Goal: Read through the records below and copy each line that uses the word "LAKEFRO".

Stored items from a collection:
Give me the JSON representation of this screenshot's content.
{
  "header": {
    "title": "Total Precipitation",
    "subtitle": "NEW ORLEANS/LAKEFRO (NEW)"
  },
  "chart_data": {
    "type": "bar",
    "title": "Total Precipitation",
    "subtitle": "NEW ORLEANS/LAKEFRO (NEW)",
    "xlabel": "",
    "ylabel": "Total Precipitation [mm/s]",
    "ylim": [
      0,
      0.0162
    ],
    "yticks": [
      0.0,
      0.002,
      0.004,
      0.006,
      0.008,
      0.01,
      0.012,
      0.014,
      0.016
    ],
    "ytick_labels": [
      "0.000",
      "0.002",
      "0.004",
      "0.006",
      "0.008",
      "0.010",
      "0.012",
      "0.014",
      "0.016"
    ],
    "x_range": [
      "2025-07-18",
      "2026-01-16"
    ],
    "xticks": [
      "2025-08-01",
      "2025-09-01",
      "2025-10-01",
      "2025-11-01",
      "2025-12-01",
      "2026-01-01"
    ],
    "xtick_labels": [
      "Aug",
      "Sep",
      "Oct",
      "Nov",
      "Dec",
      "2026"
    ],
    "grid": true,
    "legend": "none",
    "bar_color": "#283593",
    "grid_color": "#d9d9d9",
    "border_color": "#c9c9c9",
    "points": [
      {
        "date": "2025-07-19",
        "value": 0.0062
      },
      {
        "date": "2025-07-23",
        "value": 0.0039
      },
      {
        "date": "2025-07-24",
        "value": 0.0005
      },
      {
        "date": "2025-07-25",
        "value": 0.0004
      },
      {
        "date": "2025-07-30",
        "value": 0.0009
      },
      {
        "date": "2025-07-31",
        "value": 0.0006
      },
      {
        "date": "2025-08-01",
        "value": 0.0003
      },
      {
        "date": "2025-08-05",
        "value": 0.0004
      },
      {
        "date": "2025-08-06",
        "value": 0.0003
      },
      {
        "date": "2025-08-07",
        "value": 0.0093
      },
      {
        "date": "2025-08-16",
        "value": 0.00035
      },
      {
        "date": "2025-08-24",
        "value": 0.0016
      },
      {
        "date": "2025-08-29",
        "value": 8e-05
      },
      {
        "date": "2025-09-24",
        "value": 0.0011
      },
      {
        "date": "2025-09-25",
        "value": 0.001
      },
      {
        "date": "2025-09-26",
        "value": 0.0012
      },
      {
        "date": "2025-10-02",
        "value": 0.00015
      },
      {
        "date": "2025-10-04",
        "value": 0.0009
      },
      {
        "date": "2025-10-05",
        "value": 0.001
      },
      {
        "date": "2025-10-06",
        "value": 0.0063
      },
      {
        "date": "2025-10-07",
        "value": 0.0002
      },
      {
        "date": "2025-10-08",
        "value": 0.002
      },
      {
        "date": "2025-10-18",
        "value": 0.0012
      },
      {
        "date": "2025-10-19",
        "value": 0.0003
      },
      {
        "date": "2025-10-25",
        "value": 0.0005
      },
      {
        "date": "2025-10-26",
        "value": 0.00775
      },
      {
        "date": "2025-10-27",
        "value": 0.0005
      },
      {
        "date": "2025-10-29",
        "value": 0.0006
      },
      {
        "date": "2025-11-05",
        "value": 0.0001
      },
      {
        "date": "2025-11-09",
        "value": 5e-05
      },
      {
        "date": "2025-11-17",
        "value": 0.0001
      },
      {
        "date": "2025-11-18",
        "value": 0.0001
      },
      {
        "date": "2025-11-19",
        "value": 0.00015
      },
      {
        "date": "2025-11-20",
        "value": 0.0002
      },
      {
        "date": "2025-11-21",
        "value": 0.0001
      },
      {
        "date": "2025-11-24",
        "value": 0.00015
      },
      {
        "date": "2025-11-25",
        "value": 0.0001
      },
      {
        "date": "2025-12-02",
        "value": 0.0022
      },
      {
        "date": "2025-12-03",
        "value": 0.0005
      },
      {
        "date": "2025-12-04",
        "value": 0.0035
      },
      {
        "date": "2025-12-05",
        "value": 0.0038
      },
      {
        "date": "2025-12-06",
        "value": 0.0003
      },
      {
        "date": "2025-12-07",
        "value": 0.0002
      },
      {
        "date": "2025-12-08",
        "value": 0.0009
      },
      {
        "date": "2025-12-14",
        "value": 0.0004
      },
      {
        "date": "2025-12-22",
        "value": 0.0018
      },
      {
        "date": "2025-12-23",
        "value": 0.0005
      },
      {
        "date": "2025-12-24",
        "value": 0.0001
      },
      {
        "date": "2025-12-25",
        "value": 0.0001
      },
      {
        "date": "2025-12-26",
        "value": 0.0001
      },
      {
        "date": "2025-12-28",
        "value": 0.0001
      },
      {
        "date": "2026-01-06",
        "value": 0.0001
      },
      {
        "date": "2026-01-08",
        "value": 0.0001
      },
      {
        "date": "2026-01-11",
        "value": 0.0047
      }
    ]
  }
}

Task output:
    "subtitle": "NEW ORLEANS/LAKEFRO (NEW)"
    "subtitle": "NEW ORLEANS/LAKEFRO (NEW)",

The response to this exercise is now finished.